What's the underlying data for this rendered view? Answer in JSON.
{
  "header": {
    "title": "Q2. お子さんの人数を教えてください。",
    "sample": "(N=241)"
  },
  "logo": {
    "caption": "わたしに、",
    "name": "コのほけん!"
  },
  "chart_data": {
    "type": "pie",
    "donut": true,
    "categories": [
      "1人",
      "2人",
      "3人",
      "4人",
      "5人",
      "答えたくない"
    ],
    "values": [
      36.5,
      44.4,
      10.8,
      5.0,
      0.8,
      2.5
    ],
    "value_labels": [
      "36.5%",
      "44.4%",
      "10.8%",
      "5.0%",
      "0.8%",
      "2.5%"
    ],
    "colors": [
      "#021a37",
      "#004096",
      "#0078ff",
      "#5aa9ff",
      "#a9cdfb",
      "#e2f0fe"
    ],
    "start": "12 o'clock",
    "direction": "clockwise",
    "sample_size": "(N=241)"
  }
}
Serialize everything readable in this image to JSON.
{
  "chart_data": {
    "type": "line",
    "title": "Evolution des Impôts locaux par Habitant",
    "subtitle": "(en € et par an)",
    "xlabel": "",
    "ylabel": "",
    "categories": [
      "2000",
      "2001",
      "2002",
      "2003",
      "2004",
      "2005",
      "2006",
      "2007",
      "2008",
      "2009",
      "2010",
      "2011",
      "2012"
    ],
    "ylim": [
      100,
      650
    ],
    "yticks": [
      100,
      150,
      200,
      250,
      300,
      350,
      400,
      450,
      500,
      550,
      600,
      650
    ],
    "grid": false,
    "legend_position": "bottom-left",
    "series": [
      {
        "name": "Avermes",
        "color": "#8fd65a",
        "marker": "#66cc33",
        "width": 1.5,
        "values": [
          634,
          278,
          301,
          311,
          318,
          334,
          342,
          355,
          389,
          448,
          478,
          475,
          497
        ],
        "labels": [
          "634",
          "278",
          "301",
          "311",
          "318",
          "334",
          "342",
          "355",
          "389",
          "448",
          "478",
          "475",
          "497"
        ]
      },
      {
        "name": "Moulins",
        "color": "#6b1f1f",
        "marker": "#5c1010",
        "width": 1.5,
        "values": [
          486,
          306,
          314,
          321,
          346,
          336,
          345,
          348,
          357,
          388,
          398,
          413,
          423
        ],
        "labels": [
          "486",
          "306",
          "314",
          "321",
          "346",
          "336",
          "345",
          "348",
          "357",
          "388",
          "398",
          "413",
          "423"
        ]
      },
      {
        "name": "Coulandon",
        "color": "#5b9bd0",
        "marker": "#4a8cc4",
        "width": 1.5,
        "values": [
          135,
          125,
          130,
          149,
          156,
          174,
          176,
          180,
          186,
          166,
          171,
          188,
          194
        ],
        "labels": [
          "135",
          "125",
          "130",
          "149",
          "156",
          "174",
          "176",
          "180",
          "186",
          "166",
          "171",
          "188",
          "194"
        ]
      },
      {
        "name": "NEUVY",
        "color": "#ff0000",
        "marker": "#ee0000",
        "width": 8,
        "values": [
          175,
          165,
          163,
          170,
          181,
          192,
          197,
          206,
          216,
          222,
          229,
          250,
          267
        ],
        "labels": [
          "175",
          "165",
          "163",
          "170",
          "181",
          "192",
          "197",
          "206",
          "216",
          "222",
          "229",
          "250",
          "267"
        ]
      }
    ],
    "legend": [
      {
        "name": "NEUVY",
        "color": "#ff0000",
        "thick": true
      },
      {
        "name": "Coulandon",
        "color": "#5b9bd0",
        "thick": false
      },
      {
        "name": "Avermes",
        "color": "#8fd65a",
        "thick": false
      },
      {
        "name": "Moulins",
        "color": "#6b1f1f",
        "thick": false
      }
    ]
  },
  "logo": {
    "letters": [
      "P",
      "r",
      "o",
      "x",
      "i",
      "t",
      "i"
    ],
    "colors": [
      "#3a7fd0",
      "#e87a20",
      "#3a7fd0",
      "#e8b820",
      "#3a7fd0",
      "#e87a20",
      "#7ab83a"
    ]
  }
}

▶ [What is being asked]:
Each record should come back exactly as written.

▶ [The response]:
What's the underlying data for this rendered view? Answer in JSON.
{
  "header": {
    "title": "Q2. お子さんの人数を教えてください。",
    "sample": "(N=241)"
  },
  "logo": {
    "caption": "わたしに、",
    "name": "コのほけん!"
  },
  "chart_data": {
    "type": "pie",
    "donut": true,
    "categories": [
      "1人",
      "2人",
      "3人",
      "4人",
      "5人",
      "答えたくない"
    ],
    "values": [
      36.5,
      44.4,
      10.8,
      5.0,
      0.8,
      2.5
    ],
    "value_labels": [
      "36.5%",
      "44.4%",
      "10.8%",
      "5.0%",
      "0.8%",
      "2.5%"
    ],
    "colors": [
      "#021a37",
      "#004096",
      "#0078ff",
      "#5aa9ff",
      "#a9cdfb",
      "#e2f0fe"
    ],
    "start": "12 o'clock",
    "direction": "clockwise",
    "sample_size": "(N=241)"
  }
}
Serialize everything readable in this image to JSON.
{
  "chart_data": {
    "type": "line",
    "title": "Evolution des Impôts locaux par Habitant",
    "subtitle": "(en € et par an)",
    "xlabel": "",
    "ylabel": "",
    "categories": [
      "2000",
      "2001",
      "2002",
      "2003",
      "2004",
      "2005",
      "2006",
      "2007",
      "2008",
      "2009",
      "2010",
      "2011",
      "2012"
    ],
    "ylim": [
      100,
      650
    ],
    "yticks": [
      100,
      150,
      200,
      250,
      300,
      350,
      400,
      450,
      500,
      550,
      600,
      650
    ],
    "grid": false,
    "legend_position": "bottom-left",
    "series": [
      {
        "name": "Avermes",
        "color": "#8fd65a",
        "marker": "#66cc33",
        "width": 1.5,
        "values": [
          634,
          278,
          301,
          311,
          318,
          334,
          342,
          355,
          389,
          448,
          478,
          475,
          497
        ],
        "labels": [
          "634",
          "278",
          "301",
          "311",
          "318",
          "334",
          "342",
          "355",
          "389",
          "448",
          "478",
          "475",
          "497"
        ]
      },
      {
        "name": "Moulins",
        "color": "#6b1f1f",
        "marker": "#5c1010",
        "width": 1.5,
        "values": [
          486,
          306,
          314,
          321,
          346,
          336,
          345,
          348,
          357,
          388,
          398,
          413,
          423
        ],
        "labels": [
          "486",
          "306",
          "314",
          "321",
          "346",
          "336",
          "345",
          "348",
          "357",
          "388",
          "398",
          "413",
          "423"
        ]
      },
      {
        "name": "Coulandon",
        "color": "#5b9bd0",
        "marker": "#4a8cc4",
        "width": 1.5,
        "values": [
          135,
          125,
          130,
          149,
          156,
          174,
          176,
          180,
          186,
          166,
          171,
          188,
          194
        ],
        "labels": [
          "135",
          "125",
          "130",
          "149",
          "156",
          "174",
          "176",
          "180",
          "186",
          "166",
          "171",
          "188",
          "194"
        ]
      },
      {
        "name": "NEUVY",
        "color": "#ff0000",
        "marker": "#ee0000",
        "width": 8,
        "values": [
          175,
          165,
          163,
          170,
          181,
          192,
          197,
          206,
          216,
          222,
          229,
          250,
          267
        ],
        "labels": [
          "175",
          "165",
          "163",
          "170",
          "181",
          "192",
          "197",
          "206",
          "216",
          "222",
          "229",
          "250",
          "267"
        ]
      }
    ],
    "legend": [
      {
        "name": "NEUVY",
        "color": "#ff0000",
        "thick": true
      },
      {
        "name": "Coulandon",
        "color": "#5b9bd0",
        "thick": false
      },
      {
        "name": "Avermes",
        "color": "#8fd65a",
        "thick": false
      },
      {
        "name": "Moulins",
        "color": "#6b1f1f",
        "thick": false
      }
    ]
  },
  "logo": {
    "letters": [
      "P",
      "r",
      "o",
      "x",
      "i",
      "t",
      "i"
    ],
    "colors": [
      "#3a7fd0",
      "#e87a20",
      "#3a7fd0",
      "#e8b820",
      "#3a7fd0",
      "#e87a20",
      "#7ab83a"
    ]
  }
}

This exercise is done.